TASK REQUIREMENTS:
Reproduce the passage of the Kansas City blog page below verbatim, starting at "World Championships in" and ending at "the upper-deck bench...".

PAGE EXCERPT:
··········
24 July 2009

World Championships in Kansas City next week





Beginning this weekend, disc-golfers and disc-golf enthusiasts will be taking over Kansas City's parks and wide-open spaces. Kansas City is the host of the 2009 Disc Golf World Championships, which will be played out on 11 different area disc golf courses. Quite a few folks have been working hard to make improvements to each course, including new tee pads, new signs (the one above is not new, btw) and landscaping. Naturally, each course is set up at the most challenging pin placements possible. Expectations and excitement for the event are pretty high, and PDGA sponsors believe there is a good chance this will be the disc golf tournament with 1000 players.

For more information, click here. For more photos of Waterworks, one of the Championship courses, click the photo of the dude sleeping on the upper-deck bench...

23 July 2009


While we're on the subject of pics, check out this excellent panoramic shot Giessel took near his parents' farm near Larned, Kansas. Though I haven't seen him yet on this trip in from Cambridge, his enthusiasm for returning to native soil is rubbing off on me in a good way.

In the words of V. Lindsay, "Ho for Kansas, land that restores us When houses choke us When big books bore us!"
··········
PROVIDED RECORDS:

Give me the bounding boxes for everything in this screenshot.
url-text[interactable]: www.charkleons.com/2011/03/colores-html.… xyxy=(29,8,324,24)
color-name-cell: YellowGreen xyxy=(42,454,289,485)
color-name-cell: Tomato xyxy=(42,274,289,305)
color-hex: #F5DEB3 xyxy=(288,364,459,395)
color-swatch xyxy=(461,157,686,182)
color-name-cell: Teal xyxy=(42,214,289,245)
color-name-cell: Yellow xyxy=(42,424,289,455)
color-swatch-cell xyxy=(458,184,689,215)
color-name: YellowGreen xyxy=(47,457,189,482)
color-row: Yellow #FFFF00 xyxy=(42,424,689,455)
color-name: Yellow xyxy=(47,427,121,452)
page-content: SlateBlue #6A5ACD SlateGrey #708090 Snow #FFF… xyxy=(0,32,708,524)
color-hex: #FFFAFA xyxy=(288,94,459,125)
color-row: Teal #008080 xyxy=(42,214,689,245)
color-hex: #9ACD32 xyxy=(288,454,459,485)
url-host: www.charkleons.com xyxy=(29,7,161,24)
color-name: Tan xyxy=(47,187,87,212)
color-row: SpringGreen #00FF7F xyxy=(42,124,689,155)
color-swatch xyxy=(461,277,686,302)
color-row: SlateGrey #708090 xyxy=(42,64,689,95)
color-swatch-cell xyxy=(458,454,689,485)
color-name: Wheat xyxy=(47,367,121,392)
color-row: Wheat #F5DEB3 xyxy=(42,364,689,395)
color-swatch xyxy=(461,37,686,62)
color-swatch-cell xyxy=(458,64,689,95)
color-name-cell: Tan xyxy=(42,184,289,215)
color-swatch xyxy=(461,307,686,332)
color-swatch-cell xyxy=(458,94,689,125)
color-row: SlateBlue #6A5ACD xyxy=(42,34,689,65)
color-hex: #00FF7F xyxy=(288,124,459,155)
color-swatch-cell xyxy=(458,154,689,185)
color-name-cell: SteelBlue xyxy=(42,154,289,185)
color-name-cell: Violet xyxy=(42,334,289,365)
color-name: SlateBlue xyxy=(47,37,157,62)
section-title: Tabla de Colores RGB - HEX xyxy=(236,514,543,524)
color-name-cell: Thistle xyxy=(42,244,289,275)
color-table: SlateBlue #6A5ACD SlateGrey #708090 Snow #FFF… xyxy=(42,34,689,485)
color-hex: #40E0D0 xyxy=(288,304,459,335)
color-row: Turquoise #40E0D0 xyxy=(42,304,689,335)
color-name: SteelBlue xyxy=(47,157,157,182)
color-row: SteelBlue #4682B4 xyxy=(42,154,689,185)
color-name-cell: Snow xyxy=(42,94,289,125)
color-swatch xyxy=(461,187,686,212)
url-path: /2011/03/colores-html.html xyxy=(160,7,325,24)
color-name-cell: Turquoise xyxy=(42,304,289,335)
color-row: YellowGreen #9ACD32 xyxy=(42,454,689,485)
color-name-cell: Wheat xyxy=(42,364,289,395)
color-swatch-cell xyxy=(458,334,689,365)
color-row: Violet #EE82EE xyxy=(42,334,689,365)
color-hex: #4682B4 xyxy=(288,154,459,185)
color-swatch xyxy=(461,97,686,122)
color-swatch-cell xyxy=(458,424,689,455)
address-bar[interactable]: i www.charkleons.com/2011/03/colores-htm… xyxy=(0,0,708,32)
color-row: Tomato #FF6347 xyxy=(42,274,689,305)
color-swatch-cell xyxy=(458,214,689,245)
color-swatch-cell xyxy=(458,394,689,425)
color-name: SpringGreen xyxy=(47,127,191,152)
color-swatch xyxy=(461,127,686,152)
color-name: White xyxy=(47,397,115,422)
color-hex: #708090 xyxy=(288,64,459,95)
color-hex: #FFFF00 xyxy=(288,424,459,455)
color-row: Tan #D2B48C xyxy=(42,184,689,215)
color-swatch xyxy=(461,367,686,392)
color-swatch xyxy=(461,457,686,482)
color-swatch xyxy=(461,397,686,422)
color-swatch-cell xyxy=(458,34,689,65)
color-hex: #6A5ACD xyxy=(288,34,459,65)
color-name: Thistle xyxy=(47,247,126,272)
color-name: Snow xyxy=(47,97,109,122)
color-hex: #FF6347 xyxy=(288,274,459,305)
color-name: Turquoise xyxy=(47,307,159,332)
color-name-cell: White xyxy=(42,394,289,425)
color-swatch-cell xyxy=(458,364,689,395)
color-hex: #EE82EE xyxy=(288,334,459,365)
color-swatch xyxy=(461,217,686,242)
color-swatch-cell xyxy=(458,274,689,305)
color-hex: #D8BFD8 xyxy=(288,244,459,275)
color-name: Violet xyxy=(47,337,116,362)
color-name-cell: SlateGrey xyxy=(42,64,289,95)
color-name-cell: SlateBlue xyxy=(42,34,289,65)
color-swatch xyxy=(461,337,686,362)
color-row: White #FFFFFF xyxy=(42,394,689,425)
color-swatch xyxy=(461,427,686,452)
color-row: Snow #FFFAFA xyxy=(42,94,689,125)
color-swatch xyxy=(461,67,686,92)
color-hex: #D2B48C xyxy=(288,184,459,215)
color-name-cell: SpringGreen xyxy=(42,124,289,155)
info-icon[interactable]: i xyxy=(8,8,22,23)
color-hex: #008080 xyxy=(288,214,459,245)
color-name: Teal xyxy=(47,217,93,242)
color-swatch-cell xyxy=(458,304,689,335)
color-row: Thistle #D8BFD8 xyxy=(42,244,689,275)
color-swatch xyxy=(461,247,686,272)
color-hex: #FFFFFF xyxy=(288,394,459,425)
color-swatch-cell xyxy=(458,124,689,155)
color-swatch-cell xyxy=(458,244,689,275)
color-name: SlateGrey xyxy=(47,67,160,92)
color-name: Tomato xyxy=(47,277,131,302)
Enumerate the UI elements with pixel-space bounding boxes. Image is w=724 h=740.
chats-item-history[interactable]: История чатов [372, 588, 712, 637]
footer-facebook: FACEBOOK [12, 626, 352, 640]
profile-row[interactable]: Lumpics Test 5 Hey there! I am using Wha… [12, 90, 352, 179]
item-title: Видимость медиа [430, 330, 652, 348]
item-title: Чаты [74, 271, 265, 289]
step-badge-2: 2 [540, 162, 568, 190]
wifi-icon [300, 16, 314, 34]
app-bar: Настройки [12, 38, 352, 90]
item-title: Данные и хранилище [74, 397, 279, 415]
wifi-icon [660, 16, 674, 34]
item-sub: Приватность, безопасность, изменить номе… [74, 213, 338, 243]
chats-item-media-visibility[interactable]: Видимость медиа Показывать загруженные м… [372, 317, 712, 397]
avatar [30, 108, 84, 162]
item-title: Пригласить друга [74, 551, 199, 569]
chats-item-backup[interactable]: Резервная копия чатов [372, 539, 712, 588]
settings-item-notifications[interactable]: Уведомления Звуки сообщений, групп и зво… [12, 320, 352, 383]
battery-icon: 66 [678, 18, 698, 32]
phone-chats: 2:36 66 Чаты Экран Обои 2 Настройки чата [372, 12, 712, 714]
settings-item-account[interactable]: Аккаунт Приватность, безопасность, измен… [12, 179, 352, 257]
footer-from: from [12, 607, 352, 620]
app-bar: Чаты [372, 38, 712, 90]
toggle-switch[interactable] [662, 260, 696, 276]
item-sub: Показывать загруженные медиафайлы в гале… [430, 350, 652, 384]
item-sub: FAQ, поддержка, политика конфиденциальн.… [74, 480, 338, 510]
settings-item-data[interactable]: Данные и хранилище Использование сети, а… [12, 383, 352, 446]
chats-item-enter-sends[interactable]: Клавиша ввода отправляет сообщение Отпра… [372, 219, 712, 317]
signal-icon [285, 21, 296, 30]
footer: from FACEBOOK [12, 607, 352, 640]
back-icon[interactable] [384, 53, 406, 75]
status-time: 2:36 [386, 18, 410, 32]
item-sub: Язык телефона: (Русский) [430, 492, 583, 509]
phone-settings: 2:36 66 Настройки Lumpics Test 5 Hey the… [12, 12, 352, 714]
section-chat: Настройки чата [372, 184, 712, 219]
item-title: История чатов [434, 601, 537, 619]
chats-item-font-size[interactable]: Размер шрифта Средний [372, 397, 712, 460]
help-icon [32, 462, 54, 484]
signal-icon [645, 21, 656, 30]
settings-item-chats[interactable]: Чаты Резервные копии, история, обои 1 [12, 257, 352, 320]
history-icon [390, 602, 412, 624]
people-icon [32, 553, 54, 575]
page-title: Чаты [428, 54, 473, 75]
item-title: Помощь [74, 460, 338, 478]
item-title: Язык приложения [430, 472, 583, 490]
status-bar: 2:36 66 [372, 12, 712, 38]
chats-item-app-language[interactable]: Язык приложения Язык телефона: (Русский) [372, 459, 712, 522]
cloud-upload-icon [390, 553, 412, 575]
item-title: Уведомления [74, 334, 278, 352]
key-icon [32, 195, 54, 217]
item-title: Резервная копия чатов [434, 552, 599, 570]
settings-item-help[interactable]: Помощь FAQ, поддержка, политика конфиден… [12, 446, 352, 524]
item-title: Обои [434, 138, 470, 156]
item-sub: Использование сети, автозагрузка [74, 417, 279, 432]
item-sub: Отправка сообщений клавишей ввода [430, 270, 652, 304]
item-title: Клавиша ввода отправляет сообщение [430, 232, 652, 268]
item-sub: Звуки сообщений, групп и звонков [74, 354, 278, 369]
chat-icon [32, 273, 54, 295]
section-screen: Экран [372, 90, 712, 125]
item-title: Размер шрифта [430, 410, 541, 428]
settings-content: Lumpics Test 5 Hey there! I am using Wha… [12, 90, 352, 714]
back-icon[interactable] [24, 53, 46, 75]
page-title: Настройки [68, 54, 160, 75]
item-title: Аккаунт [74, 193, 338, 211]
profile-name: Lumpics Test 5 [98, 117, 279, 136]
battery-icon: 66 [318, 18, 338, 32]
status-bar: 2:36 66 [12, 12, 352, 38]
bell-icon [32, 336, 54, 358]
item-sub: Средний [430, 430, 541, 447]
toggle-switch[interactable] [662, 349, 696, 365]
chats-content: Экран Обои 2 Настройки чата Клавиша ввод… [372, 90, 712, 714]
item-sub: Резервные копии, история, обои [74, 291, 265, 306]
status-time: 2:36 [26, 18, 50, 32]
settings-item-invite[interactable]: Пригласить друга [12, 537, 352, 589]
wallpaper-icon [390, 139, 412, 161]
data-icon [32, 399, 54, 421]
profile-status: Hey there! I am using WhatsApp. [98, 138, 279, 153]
··········
ANSWER TO THIS TASK:
World Championships in Kansas City next week





Beginning this weekend, disc-golfers and disc-golf enthusiasts will be taking over Kansas City's parks and wide-open spaces. Kansas City is the host of the 2009 Disc Golf World Championships, which will be played out on 11 different area disc golf courses. Quite a few folks have been working hard to make improvements to each course, including new tee pads, new signs (the one above is not new, btw) and landscaping. Naturally, each course is set up at the most challenging pin placements possible. Expectations and excitement for the event are pretty high, and PDGA sponsors believe there is a good chance this will be the disc golf tournament with 1000 players.

For more information, click here. For more photos of Waterworks, one of the Championship courses, click the photo of the dude sleeping on the upper-deck bench...